Exactly repeat all the records below, omitting the images they hold.

DATA SHOWN:
----

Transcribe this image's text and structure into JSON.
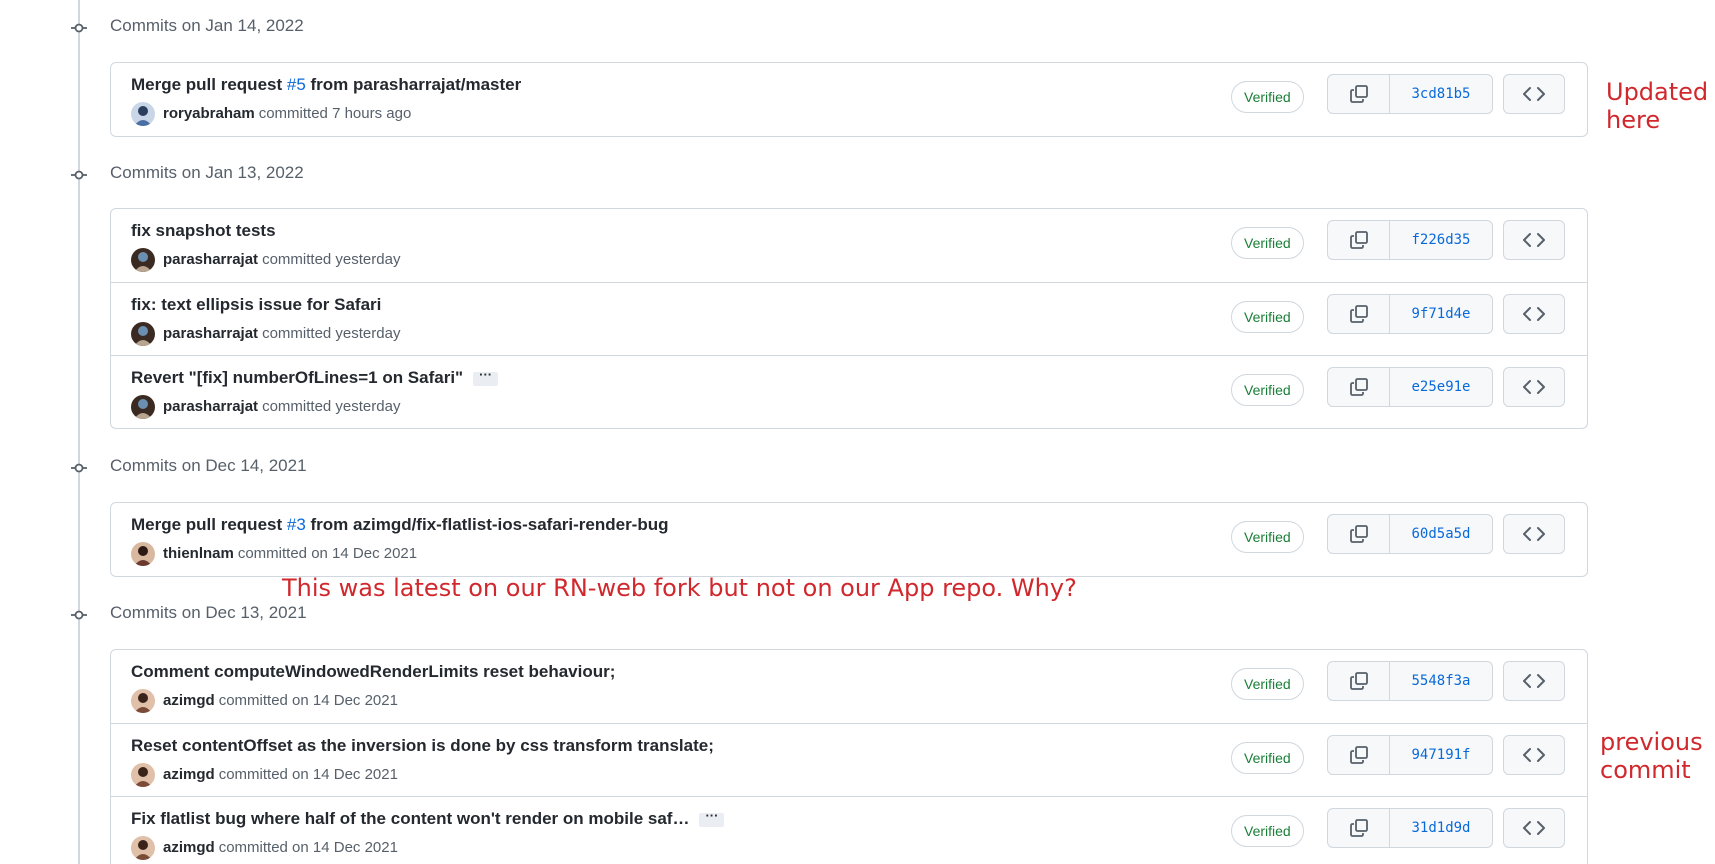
{
  "groups": [
    {
      "title": "Commits on Jan 14, 2022",
      "commits": [
        {
          "msg_pre": "Merge pull request ",
          "pr": "#5",
          "msg_post": " from parasharrajat/master",
          "author": "roryabraham",
          "when": "committed 7 hours ago",
          "verified": "Verified",
          "sha": "3cd81b5"
        }
      ]
    },
    {
      "title": "Commits on Jan 13, 2022",
      "commits": [
        {
          "msg_pre": "fix snapshot tests",
          "author": "parasharrajat",
          "when": "committed yesterday",
          "verified": "Verified",
          "sha": "f226d35"
        },
        {
          "msg_pre": "fix: text ellipsis issue for Safari",
          "author": "parasharrajat",
          "when": "committed yesterday",
          "verified": "Verified",
          "sha": "9f71d4e"
        },
        {
          "msg_pre": "Revert \"[fix] numberOfLines=1 on Safari\"",
          "ellipsis": "···",
          "author": "parasharrajat",
          "when": "committed yesterday",
          "verified": "Verified",
          "sha": "e25e91e"
        }
      ]
    },
    {
      "title": "Commits on Dec 14, 2021",
      "commits": [
        {
          "msg_pre": "Merge pull request ",
          "pr": "#3",
          "msg_post": " from azimgd/fix-flatlist-ios-safari-render-bug",
          "author": "thienlnam",
          "when": "committed on 14 Dec 2021",
          "verified": "Verified",
          "sha": "60d5a5d"
        }
      ]
    },
    {
      "title": "Commits on Dec 13, 2021",
      "commits": [
        {
          "msg_pre": "Comment computeWindowedRenderLimits reset behaviour;",
          "author": "azimgd",
          "when": "committed on 14 Dec 2021",
          "verified": "Verified",
          "sha": "5548f3a"
        },
        {
          "msg_pre": "Reset contentOffset as the inversion is done by css transform translate;",
          "author": "azimgd",
          "when": "committed on 14 Dec 2021",
          "verified": "Verified",
          "sha": "947191f"
        },
        {
          "msg_pre": "Fix flatlist bug where half of the content won't render on mobile saf…",
          "ellipsis": "···",
          "author": "azimgd",
          "when": "committed on 14 Dec 2021",
          "verified": "Verified",
          "sha": "31d1d9d"
        }
      ]
    }
  ],
  "annotations": {
    "updated_here_1": "Updated",
    "updated_here_2": "here",
    "latest_note": "This was latest on our RN-web fork but not on our App repo. Why?",
    "previous_commit_1": "previous",
    "previous_commit_2": "commit"
  },
  "colors": {
    "verified": "#1a7f37",
    "link": "#0969da",
    "annotation": "#d0282d"
  },
  "icons": {
    "group": "git-commit-icon",
    "copy": "copy-icon",
    "browse": "code-icon",
    "avatar": "user-avatar"
  }
}
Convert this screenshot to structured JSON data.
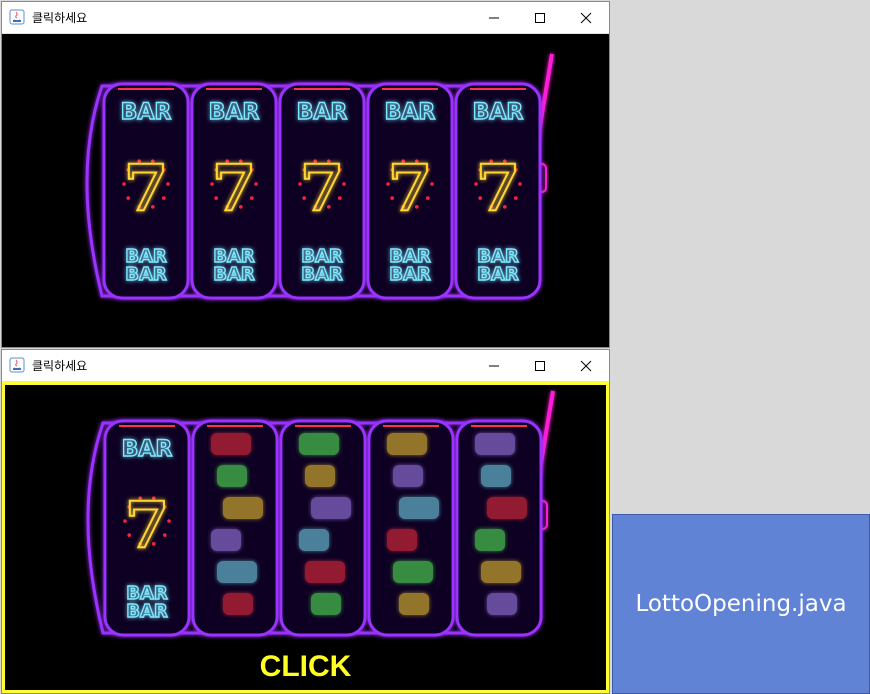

----

EXPECTED ANSWER:
Transcribe this image's text and structure into JSON.
{
  "groups": [
    {
      "title": "Commits on Jan 14, 2022",
      "commits": [
        {
          "msg_pre": "Merge pull request ",
          "pr": "#5",
          "msg_post": " from parasharrajat/master",
          "author": "roryabraham",
          "when": "committed 7 hours ago",
          "verified": "Verified",
          "sha": "3cd81b5"
        }
      ]
    },
    {
      "title": "Commits on Jan 13, 2022",
      "commits": [
        {
          "msg_pre": "fix snapshot tests",
          "author": "parasharrajat",
          "when": "committed yesterday",
          "verified": "Verified",
          "sha": "f226d35"
        },
        {
          "msg_pre": "fix: text ellipsis issue for Safari",
          "author": "parasharrajat",
          "when": "committed yesterday",
          "verified": "Verified",
          "sha": "9f71d4e"
        },
        {
          "msg_pre": "Revert \"[fix] numberOfLines=1 on Safari\"",
          "ellipsis": "···",
          "author": "parasharrajat",
          "when": "committed yesterday",
          "verified": "Verified",
          "sha": "e25e91e"
        }
      ]
    },
    {
      "title": "Commits on Dec 14, 2021",
      "commits": [
        {
          "msg_pre": "Merge pull request ",
          "pr": "#3",
          "msg_post": " from azimgd/fix-flatlist-ios-safari-render-bug",
          "author": "thienlnam",
          "when": "committed on 14 Dec 2021",
          "verified": "Verified",
          "sha": "60d5a5d"
        }
      ]
    },
    {
      "title": "Commits on Dec 13, 2021",
      "commits": [
        {
          "msg_pre": "Comment computeWindowedRenderLimits reset behaviour;",
          "author": "azimgd",
          "when": "committed on 14 Dec 2021",
          "verified": "Verified",
          "sha": "5548f3a"
        },
        {
          "msg_pre": "Reset contentOffset as the inversion is done by css transform translate;",
          "author": "azimgd",
          "when": "committed on 14 Dec 2021",
          "verified": "Verified",
          "sha": "947191f"
        },
        {
          "msg_pre": "Fix flatlist bug where half of the content won't render on mobile saf…",
          "ellipsis": "···",
          "author": "azimgd",
          "when": "committed on 14 Dec 2021",
          "verified": "Verified",
          "sha": "31d1d9d"
        }
      ]
    }
  ],
  "annotations": {
    "updated_here_1": "Updated",
    "updated_here_2": "here",
    "latest_note": "This was latest on our RN-web fork but not on our App repo. Why?",
    "previous_commit_1": "previous",
    "previous_commit_2": "commit"
  },
  "colors": {
    "verified": "#1a7f37",
    "link": "#0969da",
    "annotation": "#d0282d"
  },
  "icons": {
    "group": "git-commit-icon",
    "copy": "copy-icon",
    "browse": "code-icon",
    "avatar": "user-avatar"
  }
}
Convert this screenshot to structured JSON data.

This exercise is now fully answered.